- Task brief -
Without the pictures, can you quote each line below exactly?

▼

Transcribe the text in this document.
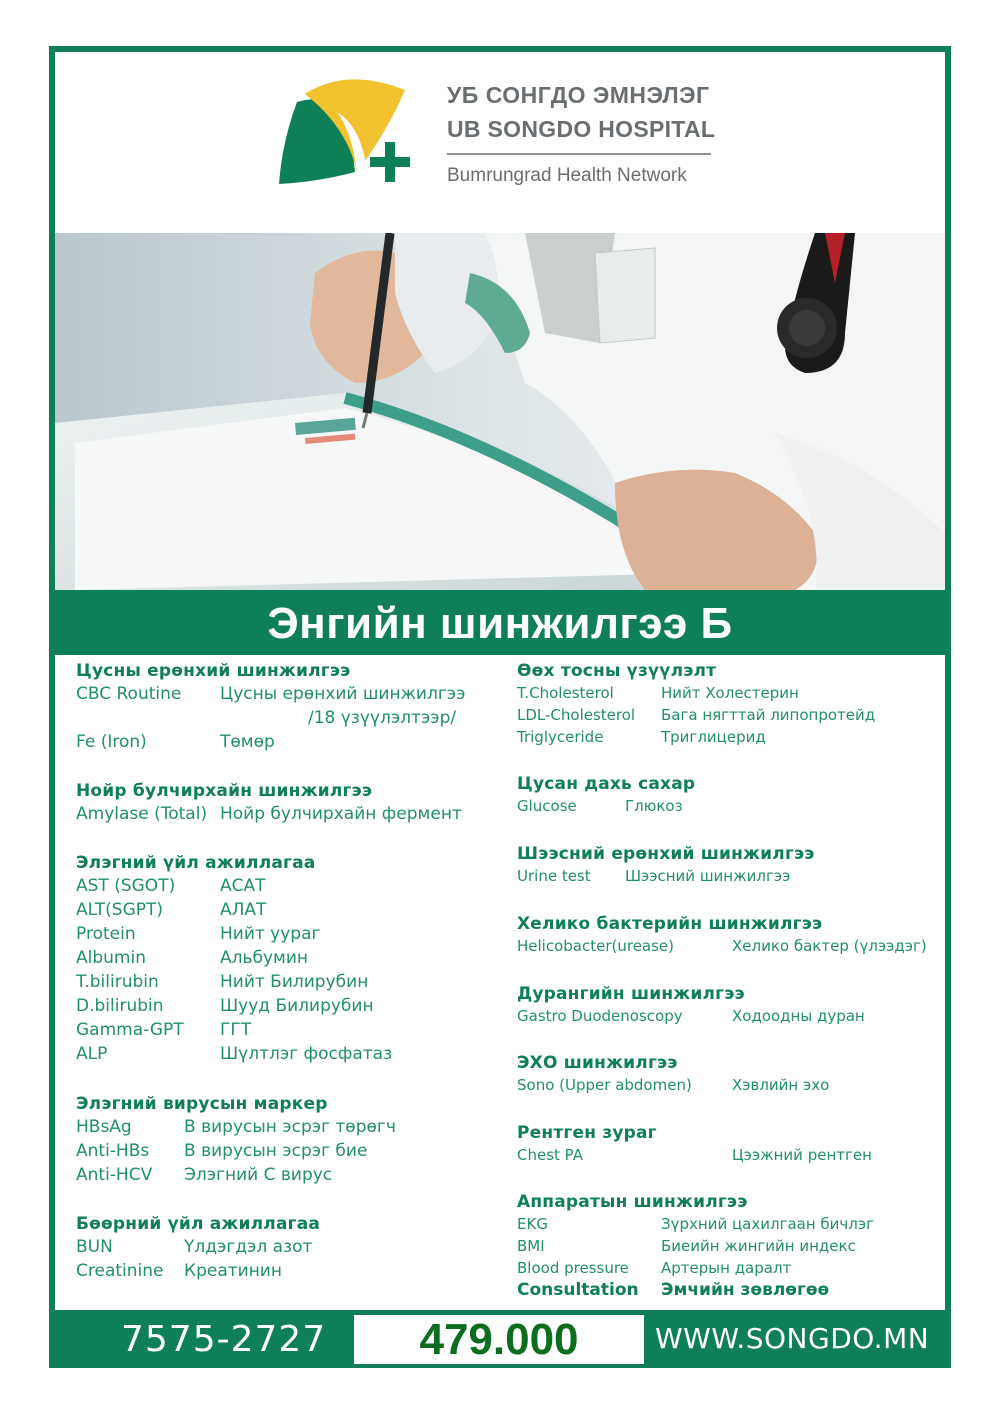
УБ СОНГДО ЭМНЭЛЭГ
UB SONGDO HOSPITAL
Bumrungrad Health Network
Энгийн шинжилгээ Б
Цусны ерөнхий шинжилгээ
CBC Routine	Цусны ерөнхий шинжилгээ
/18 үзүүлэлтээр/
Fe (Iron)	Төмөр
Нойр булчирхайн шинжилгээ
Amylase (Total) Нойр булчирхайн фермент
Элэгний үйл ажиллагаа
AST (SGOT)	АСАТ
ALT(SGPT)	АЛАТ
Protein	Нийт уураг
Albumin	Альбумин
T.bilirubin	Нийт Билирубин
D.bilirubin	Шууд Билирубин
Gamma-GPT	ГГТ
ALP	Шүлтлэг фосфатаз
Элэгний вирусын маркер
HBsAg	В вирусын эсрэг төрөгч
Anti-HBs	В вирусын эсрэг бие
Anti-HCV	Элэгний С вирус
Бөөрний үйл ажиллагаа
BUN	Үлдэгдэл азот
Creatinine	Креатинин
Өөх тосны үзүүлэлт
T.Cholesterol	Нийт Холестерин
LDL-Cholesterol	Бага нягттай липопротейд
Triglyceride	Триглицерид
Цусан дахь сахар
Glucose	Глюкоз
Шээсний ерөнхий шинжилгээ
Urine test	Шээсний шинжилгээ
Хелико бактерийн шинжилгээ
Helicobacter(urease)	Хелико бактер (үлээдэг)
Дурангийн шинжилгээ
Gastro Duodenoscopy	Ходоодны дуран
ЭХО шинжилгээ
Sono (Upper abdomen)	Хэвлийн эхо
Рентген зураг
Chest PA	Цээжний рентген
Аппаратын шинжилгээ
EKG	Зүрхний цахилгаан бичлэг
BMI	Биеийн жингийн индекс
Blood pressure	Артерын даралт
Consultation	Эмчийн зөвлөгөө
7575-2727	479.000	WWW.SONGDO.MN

▲

- Completed exercise -
Transcribe the text in this document.
УБ СОНГДО ЭМНЭЛЭГ
UB SONGDO HOSPITAL
Bumrungrad Health Network
Энгийн шинжилгээ Б
Цусны ерөнхий шинжилгээ
CBC Routine	Цусны ерөнхий шинжилгээ
/18 үзүүлэлтээр/
Fe (Iron)	Төмөр
Нойр булчирхайн шинжилгээ
Amylase (Total) Нойр булчирхайн фермент
Элэгний үйл ажиллагаа
AST (SGOT)	АСАТ
ALT(SGPT)	АЛАТ
Protein	Нийт уураг
Albumin	Альбумин
T.bilirubin	Нийт Билирубин
D.bilirubin	Шууд Билирубин
Gamma-GPT	ГГТ
ALP	Шүлтлэг фосфатаз
Элэгний вирусын маркер
HBsAg	В вирусын эсрэг төрөгч
Anti-HBs	В вирусын эсрэг бие
Anti-HCV	Элэгний С вирус
Бөөрний үйл ажиллагаа
BUN	Үлдэгдэл азот
Creatinine	Креатинин
Өөх тосны үзүүлэлт
T.Cholesterol	Нийт Холестерин
LDL-Cholesterol	Бага нягттай липопротейд
Triglyceride	Триглицерид
Цусан дахь сахар
Glucose	Глюкоз
Шээсний ерөнхий шинжилгээ
Urine test	Шээсний шинжилгээ
Хелико бактерийн шинжилгээ
Helicobacter(urease)	Хелико бактер (үлээдэг)
Дурангийн шинжилгээ
Gastro Duodenoscopy	Ходоодны дуран
ЭХО шинжилгээ
Sono (Upper abdomen)	Хэвлийн эхо
Рентген зураг
Chest PA	Цээжний рентген
Аппаратын шинжилгээ
EKG	Зүрхний цахилгаан бичлэг
BMI	Биеийн жингийн индекс
Blood pressure	Артерын даралт
Consultation	Эмчийн зөвлөгөө
7575-2727	479.000	WWW.SONGDO.MN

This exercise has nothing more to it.